In the entries below, count each line holding the word "pour". Answer with the total alone.
START Material for the task
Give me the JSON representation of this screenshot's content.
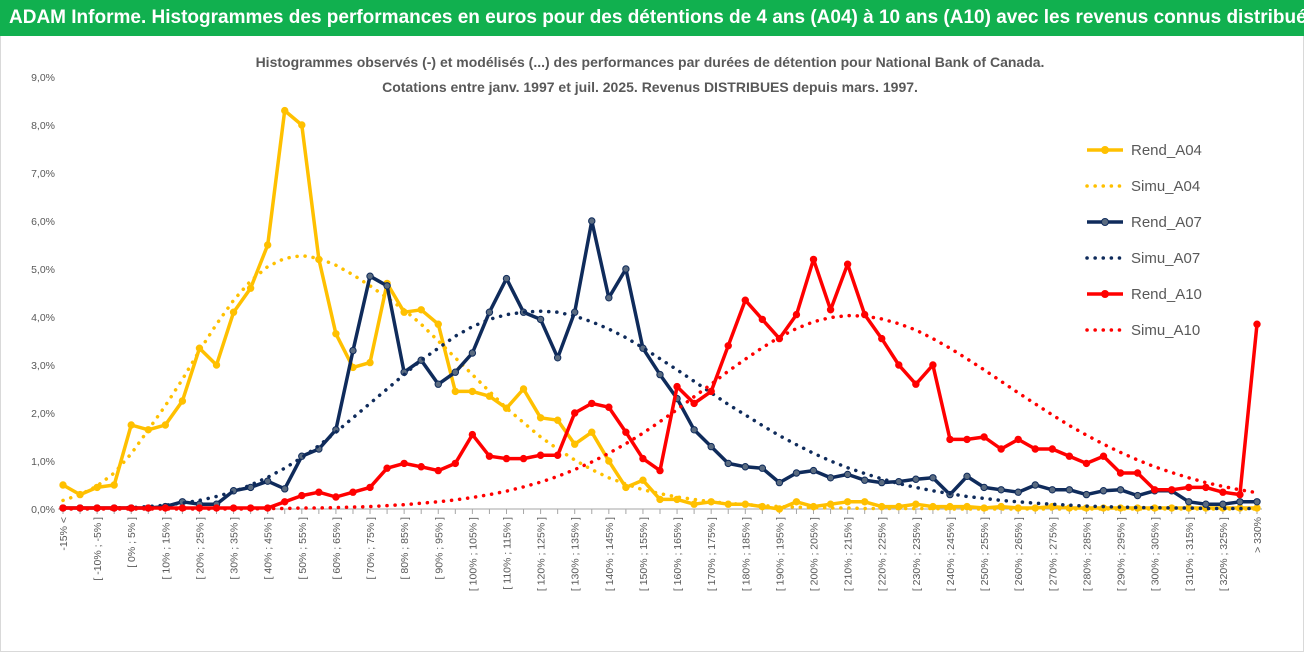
{
  "header": {
    "title": "ADAM Informe. Histogrammes des performances en euros pour des détentions de 4 ans (A04) à 10 ans (A10) avec les revenus connus distribués",
    "bg_color": "#11b04f"
  },
  "chart_data": {
    "type": "line",
    "title": "Histogrammes observés (-) et modélisés (...) des performances par durées de détention pour National Bank of Canada.",
    "subtitle": "Cotations entre janv. 1997 et juil. 2025. Revenus DISTRIBUES depuis mars. 1997.",
    "xlabel": "",
    "ylabel": "",
    "ylim": [
      0,
      9
    ],
    "yticks": [
      "0,0%",
      "1,0%",
      "2,0%",
      "3,0%",
      "4,0%",
      "5,0%",
      "6,0%",
      "7,0%",
      "8,0%",
      "9,0%"
    ],
    "grid": false,
    "legend_position": "right",
    "categories": [
      "-15% <",
      "[ -15% ; -10% ]",
      "[ -10% ; -5% ]",
      "[ -5% ; 0% ]",
      "[ 0% ; 5% ]",
      "[ 5% ; 10% ]",
      "[ 10% ; 15% ]",
      "[ 15% ; 20% ]",
      "[ 20% ; 25% ]",
      "[ 25% ; 30% ]",
      "[ 30% ; 35% ]",
      "[ 35% ; 40% ]",
      "[ 40% ; 45% ]",
      "[ 45% ; 50% ]",
      "[ 50% ; 55% ]",
      "[ 55% ; 60% ]",
      "[ 60% ; 65% ]",
      "[ 65% ; 70% ]",
      "[ 70% ; 75% ]",
      "[ 75% ; 80% ]",
      "[ 80% ; 85% ]",
      "[ 85% ; 90% ]",
      "[ 90% ; 95% ]",
      "[ 95% ; 100% ]",
      "[ 100% ; 105% ]",
      "[ 105% ; 110% ]",
      "[ 110% ; 115% ]",
      "[ 115% ; 120% ]",
      "[ 120% ; 125% ]",
      "[ 125% ; 130% ]",
      "[ 130% ; 135% ]",
      "[ 135% ; 140% ]",
      "[ 140% ; 145% ]",
      "[ 145% ; 150% ]",
      "[ 150% ; 155% ]",
      "[ 155% ; 160% ]",
      "[ 160% ; 165% ]",
      "[ 165% ; 170% ]",
      "[ 170% ; 175% ]",
      "[ 175% ; 180% ]",
      "[ 180% ; 185% ]",
      "[ 185% ; 190% ]",
      "[ 190% ; 195% ]",
      "[ 195% ; 200% ]",
      "[ 200% ; 205% ]",
      "[ 205% ; 210% ]",
      "[ 210% ; 215% ]",
      "[ 215% ; 220% ]",
      "[ 220% ; 225% ]",
      "[ 225% ; 230% ]",
      "[ 230% ; 235% ]",
      "[ 235% ; 240% ]",
      "[ 240% ; 245% ]",
      "[ 245% ; 250% ]",
      "[ 250% ; 255% ]",
      "[ 255% ; 260% ]",
      "[ 260% ; 265% ]",
      "[ 265% ; 270% ]",
      "[ 270% ; 275% ]",
      "[ 275% ; 280% ]",
      "[ 280% ; 285% ]",
      "[ 285% ; 290% ]",
      "[ 290% ; 295% ]",
      "[ 295% ; 300% ]",
      "[ 300% ; 305% ]",
      "[ 305% ; 310% ]",
      "[ 310% ; 315% ]",
      "[ 315% ; 320% ]",
      "[ 320% ; 325% ]",
      "[ 325% ; 330% ]",
      "> 330%"
    ],
    "series": [
      {
        "name": "Rend_A04",
        "style": "solid",
        "markers": true,
        "color": "#ffc000",
        "values": [
          0.5,
          0.3,
          0.45,
          0.5,
          1.75,
          1.65,
          1.75,
          2.25,
          3.35,
          3.0,
          4.1,
          4.6,
          5.5,
          8.3,
          8.0,
          5.2,
          3.65,
          2.95,
          3.05,
          4.7,
          4.1,
          4.15,
          3.85,
          2.45,
          2.45,
          2.35,
          2.1,
          2.5,
          1.9,
          1.85,
          1.35,
          1.6,
          1.0,
          0.45,
          0.6,
          0.2,
          0.2,
          0.1,
          0.15,
          0.1,
          0.1,
          0.05,
          0.0,
          0.15,
          0.05,
          0.1,
          0.15,
          0.15,
          0.05,
          0.05,
          0.1,
          0.05,
          0.05,
          0.05,
          0.02,
          0.05,
          0.02,
          0.02,
          0.05,
          0.02,
          0.02,
          0.02,
          0.02,
          0.02,
          0.02,
          0.02,
          0.02,
          0.02,
          0.02,
          0.02,
          0.02
        ]
      },
      {
        "name": "Simu_A04",
        "style": "dotted",
        "markers": false,
        "color": "#ffc000",
        "values": [
          0.18,
          0.3,
          0.48,
          0.75,
          1.15,
          1.65,
          2.15,
          2.7,
          3.3,
          3.85,
          4.35,
          4.75,
          5.05,
          5.22,
          5.28,
          5.22,
          5.08,
          4.88,
          4.65,
          4.4,
          4.15,
          3.85,
          3.5,
          3.15,
          2.8,
          2.45,
          2.1,
          1.8,
          1.5,
          1.25,
          1.02,
          0.82,
          0.65,
          0.52,
          0.4,
          0.32,
          0.25,
          0.2,
          0.15,
          0.12,
          0.09,
          0.07,
          0.05,
          0.04,
          0.03,
          0.02,
          0.02,
          0.01,
          0.01,
          0.01,
          0.01,
          0.01,
          0.0,
          0.0,
          0.0,
          0.0,
          0.0,
          0.0,
          0.0,
          0.0,
          0.0,
          0.0,
          0.0,
          0.0,
          0.0,
          0.0,
          0.0,
          0.0,
          0.0,
          0.0,
          0.0
        ]
      },
      {
        "name": "Rend_A07",
        "style": "solid",
        "markers": true,
        "color": "#0f2b5b",
        "values": [
          0.02,
          0.02,
          0.02,
          0.02,
          0.02,
          0.02,
          0.05,
          0.15,
          0.1,
          0.1,
          0.38,
          0.45,
          0.58,
          0.42,
          1.1,
          1.25,
          1.65,
          3.3,
          4.85,
          4.65,
          2.85,
          3.1,
          2.6,
          2.85,
          3.25,
          4.1,
          4.8,
          4.1,
          3.95,
          3.15,
          4.1,
          6.0,
          4.4,
          5.0,
          3.35,
          2.8,
          2.3,
          1.65,
          1.3,
          0.95,
          0.88,
          0.85,
          0.55,
          0.75,
          0.8,
          0.65,
          0.72,
          0.6,
          0.55,
          0.57,
          0.62,
          0.65,
          0.3,
          0.68,
          0.45,
          0.4,
          0.35,
          0.5,
          0.4,
          0.4,
          0.3,
          0.38,
          0.4,
          0.28,
          0.38,
          0.38,
          0.15,
          0.1,
          0.1,
          0.15,
          0.15
        ]
      },
      {
        "name": "Simu_A07",
        "style": "dotted",
        "markers": false,
        "color": "#0f2b5b",
        "values": [
          0.0,
          0.01,
          0.01,
          0.02,
          0.03,
          0.05,
          0.08,
          0.12,
          0.18,
          0.26,
          0.36,
          0.5,
          0.66,
          0.85,
          1.07,
          1.32,
          1.6,
          1.9,
          2.2,
          2.5,
          2.8,
          3.1,
          3.35,
          3.6,
          3.8,
          3.95,
          4.05,
          4.1,
          4.12,
          4.1,
          4.02,
          3.9,
          3.75,
          3.57,
          3.36,
          3.13,
          2.9,
          2.66,
          2.42,
          2.18,
          1.96,
          1.74,
          1.53,
          1.34,
          1.16,
          1.0,
          0.86,
          0.74,
          0.63,
          0.53,
          0.45,
          0.38,
          0.32,
          0.26,
          0.22,
          0.18,
          0.15,
          0.12,
          0.1,
          0.08,
          0.06,
          0.05,
          0.04,
          0.03,
          0.03,
          0.02,
          0.02,
          0.01,
          0.01,
          0.01,
          0.01
        ]
      },
      {
        "name": "Rend_A10",
        "style": "solid",
        "markers": true,
        "color": "#ff0000",
        "values": [
          0.02,
          0.02,
          0.02,
          0.02,
          0.02,
          0.02,
          0.02,
          0.02,
          0.02,
          0.02,
          0.02,
          0.02,
          0.02,
          0.15,
          0.28,
          0.35,
          0.25,
          0.35,
          0.45,
          0.85,
          0.95,
          0.88,
          0.8,
          0.95,
          1.55,
          1.1,
          1.05,
          1.05,
          1.12,
          1.12,
          2.0,
          2.2,
          2.12,
          1.6,
          1.05,
          0.8,
          2.55,
          2.2,
          2.45,
          3.4,
          4.35,
          3.95,
          3.55,
          4.05,
          5.2,
          4.15,
          5.1,
          4.05,
          3.55,
          3.0,
          2.6,
          3.0,
          1.45,
          1.45,
          1.5,
          1.25,
          1.45,
          1.25,
          1.25,
          1.1,
          0.95,
          1.1,
          0.75,
          0.75,
          0.4,
          0.4,
          0.45,
          0.45,
          0.35,
          0.3,
          3.85
        ]
      },
      {
        "name": "Simu_A10",
        "style": "dotted",
        "markers": false,
        "color": "#ff0000",
        "values": [
          0.0,
          0.0,
          0.0,
          0.0,
          0.0,
          0.0,
          0.0,
          0.0,
          0.0,
          0.0,
          0.0,
          0.0,
          0.01,
          0.01,
          0.02,
          0.02,
          0.03,
          0.04,
          0.05,
          0.07,
          0.09,
          0.12,
          0.15,
          0.19,
          0.24,
          0.3,
          0.37,
          0.46,
          0.56,
          0.68,
          0.82,
          0.98,
          1.16,
          1.36,
          1.58,
          1.82,
          2.07,
          2.34,
          2.6,
          2.87,
          3.12,
          3.36,
          3.58,
          3.76,
          3.9,
          3.99,
          4.03,
          4.02,
          3.96,
          3.86,
          3.73,
          3.55,
          3.35,
          3.13,
          2.9,
          2.66,
          2.42,
          2.19,
          1.96,
          1.74,
          1.54,
          1.35,
          1.18,
          1.02,
          0.88,
          0.76,
          0.65,
          0.55,
          0.47,
          0.4,
          0.34
        ]
      }
    ]
  }
}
END Material for the task
_The result_
2